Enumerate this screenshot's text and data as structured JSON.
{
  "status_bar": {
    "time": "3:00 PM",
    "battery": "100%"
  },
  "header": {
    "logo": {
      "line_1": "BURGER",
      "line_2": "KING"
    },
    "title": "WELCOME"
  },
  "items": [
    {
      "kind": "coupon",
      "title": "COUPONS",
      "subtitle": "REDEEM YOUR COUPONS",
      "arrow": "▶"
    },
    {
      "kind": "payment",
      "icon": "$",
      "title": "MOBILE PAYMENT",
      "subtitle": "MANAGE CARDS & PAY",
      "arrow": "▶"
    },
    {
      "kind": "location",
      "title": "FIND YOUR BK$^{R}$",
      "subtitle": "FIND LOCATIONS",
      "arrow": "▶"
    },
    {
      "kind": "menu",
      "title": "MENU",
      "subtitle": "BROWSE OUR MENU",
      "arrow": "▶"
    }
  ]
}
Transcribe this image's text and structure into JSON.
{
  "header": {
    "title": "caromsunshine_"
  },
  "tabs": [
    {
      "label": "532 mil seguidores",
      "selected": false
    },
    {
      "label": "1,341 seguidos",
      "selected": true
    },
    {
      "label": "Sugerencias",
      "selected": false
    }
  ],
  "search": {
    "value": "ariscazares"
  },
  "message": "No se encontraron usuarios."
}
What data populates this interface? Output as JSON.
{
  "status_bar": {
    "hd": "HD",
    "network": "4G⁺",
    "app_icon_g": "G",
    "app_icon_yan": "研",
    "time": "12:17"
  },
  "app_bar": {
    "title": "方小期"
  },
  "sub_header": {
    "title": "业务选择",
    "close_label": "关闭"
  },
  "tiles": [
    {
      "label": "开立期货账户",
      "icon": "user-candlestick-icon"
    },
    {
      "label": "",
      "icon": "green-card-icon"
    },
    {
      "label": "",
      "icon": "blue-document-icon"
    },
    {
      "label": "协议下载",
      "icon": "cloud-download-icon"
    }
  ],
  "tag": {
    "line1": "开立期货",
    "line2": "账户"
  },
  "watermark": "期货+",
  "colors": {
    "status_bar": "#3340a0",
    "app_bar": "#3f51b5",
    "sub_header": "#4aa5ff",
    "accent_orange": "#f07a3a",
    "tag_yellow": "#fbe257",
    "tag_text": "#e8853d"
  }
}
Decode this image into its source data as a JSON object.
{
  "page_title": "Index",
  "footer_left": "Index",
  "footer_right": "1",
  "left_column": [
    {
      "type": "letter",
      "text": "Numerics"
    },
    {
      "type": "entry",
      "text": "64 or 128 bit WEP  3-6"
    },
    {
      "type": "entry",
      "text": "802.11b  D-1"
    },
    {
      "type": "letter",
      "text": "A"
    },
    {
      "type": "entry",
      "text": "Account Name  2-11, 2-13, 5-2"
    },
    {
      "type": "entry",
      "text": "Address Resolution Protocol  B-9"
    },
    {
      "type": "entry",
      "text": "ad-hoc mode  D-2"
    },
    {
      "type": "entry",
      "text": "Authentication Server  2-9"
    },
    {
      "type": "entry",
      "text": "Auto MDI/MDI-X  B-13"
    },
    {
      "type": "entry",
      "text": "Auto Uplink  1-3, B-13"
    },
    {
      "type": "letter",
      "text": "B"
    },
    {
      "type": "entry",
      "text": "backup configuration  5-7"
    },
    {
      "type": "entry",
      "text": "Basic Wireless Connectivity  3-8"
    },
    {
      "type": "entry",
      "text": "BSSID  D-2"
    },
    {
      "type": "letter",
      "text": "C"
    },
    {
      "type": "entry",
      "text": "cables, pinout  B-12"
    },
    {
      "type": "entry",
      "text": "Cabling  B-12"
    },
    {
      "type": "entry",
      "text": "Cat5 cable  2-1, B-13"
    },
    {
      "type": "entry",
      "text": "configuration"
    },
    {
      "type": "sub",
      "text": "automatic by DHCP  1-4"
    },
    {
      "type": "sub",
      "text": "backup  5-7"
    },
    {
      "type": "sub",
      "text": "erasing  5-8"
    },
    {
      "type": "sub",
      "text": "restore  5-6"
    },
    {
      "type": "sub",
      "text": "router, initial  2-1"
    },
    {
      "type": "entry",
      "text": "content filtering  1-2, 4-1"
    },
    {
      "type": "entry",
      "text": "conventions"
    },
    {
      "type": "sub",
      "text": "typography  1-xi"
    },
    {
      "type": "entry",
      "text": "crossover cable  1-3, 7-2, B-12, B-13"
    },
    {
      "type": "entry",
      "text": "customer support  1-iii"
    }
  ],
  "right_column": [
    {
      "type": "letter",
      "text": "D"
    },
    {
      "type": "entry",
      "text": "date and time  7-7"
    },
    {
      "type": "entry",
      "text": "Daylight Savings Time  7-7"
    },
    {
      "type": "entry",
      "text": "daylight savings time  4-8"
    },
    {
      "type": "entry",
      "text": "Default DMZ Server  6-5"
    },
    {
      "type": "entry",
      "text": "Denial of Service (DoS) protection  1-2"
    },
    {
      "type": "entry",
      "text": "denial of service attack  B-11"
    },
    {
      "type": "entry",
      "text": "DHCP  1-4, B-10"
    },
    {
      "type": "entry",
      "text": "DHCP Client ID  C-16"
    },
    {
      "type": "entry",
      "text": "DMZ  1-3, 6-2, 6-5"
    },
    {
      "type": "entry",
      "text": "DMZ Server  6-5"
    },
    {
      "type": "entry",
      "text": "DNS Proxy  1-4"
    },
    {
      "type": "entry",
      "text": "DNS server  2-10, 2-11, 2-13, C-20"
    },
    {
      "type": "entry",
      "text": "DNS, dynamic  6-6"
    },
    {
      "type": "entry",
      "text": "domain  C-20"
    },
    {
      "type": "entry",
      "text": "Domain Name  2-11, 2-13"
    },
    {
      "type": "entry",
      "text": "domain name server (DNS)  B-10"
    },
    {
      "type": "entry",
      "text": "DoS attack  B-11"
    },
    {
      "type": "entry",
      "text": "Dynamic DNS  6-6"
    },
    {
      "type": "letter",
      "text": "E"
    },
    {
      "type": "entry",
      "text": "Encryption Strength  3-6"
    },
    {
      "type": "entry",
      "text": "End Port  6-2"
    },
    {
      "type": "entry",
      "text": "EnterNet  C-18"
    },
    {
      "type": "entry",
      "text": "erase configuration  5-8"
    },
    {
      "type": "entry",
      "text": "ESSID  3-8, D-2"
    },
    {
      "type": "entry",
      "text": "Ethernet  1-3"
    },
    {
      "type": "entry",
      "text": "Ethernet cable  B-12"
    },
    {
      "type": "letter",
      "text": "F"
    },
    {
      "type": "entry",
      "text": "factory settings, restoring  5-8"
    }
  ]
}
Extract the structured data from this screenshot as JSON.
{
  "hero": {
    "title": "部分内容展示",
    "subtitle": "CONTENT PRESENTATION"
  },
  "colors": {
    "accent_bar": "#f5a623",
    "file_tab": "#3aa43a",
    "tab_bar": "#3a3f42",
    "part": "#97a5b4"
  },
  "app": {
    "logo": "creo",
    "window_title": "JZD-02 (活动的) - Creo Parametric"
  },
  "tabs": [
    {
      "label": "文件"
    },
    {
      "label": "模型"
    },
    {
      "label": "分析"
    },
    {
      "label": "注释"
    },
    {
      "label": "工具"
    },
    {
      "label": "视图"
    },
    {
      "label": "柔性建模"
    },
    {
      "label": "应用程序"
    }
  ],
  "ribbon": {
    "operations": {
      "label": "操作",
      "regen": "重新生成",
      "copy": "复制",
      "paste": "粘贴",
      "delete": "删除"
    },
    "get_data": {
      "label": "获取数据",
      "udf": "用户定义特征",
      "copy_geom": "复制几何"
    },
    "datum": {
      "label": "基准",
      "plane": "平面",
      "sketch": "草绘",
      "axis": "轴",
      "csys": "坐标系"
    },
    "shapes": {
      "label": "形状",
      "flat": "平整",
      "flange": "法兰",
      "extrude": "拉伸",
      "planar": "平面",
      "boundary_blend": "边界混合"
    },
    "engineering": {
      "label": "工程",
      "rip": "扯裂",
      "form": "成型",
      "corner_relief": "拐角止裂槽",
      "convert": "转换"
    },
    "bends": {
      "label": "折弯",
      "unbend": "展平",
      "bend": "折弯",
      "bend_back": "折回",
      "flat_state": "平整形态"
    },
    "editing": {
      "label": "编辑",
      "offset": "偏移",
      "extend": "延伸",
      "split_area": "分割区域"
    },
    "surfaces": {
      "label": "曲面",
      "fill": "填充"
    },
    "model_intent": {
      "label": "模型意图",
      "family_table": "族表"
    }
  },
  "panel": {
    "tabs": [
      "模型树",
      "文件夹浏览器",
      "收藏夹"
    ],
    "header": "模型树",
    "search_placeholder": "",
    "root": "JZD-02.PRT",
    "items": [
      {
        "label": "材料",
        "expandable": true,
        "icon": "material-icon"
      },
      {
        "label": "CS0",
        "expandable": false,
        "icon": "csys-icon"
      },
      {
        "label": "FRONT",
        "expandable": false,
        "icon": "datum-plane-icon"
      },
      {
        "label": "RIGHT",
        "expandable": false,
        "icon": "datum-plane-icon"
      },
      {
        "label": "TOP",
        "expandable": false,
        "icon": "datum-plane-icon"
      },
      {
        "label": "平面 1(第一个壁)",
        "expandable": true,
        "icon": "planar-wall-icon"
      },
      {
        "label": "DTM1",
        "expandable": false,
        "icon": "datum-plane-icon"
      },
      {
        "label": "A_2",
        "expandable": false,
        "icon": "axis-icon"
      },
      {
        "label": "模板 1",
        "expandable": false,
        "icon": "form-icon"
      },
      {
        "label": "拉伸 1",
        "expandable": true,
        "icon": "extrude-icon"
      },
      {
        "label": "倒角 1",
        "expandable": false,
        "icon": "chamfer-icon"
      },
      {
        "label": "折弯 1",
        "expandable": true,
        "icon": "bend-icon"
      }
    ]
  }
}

● PROBLEM DETAILS:
Only the number is wanted: how many lines of the data contain the word "JSON"?

● RESPONSE TO THE TASK:
5